GOAL OF THE EXERCISE:
Do any lines in the data below contain "kind"? If so, copy every one of them.

DATA EXCERPTS:

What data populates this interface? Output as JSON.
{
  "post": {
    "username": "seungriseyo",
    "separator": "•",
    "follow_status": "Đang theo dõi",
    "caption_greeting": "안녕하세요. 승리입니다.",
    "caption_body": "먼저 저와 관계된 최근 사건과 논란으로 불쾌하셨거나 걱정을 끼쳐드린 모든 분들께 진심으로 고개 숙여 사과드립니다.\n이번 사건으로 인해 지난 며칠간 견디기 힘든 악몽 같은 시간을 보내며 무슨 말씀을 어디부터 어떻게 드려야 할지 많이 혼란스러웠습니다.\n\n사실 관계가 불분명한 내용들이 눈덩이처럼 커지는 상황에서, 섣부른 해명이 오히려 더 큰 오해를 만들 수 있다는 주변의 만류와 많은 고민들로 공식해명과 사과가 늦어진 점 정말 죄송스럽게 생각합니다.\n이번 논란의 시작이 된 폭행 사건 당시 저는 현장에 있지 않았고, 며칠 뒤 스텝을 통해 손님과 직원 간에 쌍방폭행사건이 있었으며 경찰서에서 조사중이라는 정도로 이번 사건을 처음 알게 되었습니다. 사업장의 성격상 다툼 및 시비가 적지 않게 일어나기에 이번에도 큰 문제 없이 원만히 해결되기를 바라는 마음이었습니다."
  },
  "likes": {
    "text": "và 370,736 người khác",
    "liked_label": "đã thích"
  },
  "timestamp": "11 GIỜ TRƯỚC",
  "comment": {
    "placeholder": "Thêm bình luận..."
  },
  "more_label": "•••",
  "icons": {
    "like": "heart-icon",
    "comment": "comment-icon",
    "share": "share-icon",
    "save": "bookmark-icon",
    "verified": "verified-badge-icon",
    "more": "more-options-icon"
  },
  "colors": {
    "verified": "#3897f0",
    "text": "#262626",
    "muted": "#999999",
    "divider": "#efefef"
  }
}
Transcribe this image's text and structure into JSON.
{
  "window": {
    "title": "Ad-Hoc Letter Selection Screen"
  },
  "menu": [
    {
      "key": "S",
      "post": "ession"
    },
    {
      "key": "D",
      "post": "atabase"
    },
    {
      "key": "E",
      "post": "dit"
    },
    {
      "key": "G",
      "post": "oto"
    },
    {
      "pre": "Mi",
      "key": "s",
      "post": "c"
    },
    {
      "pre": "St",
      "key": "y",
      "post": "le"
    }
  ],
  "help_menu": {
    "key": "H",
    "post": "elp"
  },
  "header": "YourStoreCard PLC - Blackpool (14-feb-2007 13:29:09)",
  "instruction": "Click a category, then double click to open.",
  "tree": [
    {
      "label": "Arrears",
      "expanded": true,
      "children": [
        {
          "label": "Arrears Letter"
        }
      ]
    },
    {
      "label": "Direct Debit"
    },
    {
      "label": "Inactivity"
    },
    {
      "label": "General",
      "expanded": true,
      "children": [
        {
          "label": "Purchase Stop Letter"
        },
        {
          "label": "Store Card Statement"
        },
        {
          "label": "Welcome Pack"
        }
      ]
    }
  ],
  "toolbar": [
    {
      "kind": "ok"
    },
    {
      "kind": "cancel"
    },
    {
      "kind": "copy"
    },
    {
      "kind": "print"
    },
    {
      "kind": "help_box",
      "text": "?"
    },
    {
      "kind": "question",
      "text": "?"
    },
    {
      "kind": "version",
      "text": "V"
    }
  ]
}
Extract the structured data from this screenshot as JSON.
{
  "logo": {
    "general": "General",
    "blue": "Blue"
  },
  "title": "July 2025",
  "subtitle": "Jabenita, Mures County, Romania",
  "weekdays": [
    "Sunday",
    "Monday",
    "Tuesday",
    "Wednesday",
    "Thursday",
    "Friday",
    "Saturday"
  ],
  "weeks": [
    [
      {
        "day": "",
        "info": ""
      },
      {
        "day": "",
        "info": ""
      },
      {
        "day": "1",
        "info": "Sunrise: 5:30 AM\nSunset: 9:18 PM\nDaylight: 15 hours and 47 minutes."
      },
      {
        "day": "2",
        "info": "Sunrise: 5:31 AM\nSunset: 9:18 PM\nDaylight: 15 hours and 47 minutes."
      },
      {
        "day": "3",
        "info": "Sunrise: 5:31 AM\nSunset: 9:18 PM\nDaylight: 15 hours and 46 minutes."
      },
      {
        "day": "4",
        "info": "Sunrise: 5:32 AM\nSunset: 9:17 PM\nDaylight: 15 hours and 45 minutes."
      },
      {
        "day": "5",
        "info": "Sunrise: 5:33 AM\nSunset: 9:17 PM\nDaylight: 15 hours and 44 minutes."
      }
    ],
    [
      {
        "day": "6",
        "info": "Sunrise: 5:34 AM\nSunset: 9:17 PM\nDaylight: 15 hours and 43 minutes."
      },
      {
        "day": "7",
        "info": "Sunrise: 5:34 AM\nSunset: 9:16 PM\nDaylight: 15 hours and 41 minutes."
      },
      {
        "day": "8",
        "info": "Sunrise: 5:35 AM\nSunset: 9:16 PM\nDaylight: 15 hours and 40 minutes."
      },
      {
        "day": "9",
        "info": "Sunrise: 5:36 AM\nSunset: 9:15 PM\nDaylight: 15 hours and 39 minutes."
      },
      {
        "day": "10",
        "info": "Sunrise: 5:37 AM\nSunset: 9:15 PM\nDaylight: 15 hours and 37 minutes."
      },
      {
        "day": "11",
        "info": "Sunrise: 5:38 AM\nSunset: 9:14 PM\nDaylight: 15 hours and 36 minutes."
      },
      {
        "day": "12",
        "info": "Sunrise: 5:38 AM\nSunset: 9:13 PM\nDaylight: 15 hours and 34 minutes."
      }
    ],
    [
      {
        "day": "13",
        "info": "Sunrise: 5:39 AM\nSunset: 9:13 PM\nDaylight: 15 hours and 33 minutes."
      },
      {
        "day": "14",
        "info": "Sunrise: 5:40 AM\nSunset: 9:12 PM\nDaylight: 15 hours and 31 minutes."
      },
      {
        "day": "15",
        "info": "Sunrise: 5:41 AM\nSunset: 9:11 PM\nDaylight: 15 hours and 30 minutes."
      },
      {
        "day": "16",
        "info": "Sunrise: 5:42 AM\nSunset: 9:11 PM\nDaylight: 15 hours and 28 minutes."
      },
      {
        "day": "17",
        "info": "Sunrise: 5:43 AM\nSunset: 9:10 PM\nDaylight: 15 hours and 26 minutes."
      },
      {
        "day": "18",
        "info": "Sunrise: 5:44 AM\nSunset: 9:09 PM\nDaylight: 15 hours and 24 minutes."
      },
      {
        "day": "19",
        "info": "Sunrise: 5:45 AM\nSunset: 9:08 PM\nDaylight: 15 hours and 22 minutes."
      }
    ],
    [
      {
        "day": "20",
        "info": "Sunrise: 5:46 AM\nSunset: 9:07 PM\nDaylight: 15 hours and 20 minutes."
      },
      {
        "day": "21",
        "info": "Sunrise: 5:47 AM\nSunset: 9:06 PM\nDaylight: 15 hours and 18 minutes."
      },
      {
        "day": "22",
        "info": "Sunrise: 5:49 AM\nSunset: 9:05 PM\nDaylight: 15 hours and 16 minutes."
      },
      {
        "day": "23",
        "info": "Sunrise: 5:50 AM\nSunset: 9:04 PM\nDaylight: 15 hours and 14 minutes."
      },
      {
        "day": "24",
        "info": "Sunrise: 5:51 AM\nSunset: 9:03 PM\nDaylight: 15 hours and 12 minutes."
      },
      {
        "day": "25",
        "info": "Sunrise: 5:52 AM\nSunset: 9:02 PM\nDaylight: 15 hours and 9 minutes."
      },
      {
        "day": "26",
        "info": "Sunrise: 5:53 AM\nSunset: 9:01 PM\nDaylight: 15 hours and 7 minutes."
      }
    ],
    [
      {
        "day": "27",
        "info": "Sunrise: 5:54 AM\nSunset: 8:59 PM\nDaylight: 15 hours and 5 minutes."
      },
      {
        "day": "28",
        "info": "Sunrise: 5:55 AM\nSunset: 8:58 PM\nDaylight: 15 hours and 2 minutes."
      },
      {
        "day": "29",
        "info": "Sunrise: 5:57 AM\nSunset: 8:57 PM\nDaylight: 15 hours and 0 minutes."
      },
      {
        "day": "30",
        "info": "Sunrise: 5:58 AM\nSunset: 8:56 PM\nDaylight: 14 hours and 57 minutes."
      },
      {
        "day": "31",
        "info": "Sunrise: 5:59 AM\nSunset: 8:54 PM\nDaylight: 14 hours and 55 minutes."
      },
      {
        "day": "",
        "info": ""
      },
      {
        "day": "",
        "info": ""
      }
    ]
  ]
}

CORRECT OUTPUT:
      "kind": "ok"
      "kind": "cancel"
      "kind": "copy"
      "kind": "print"
      "kind": "help_box",
      "kind": "question",
      "kind": "version",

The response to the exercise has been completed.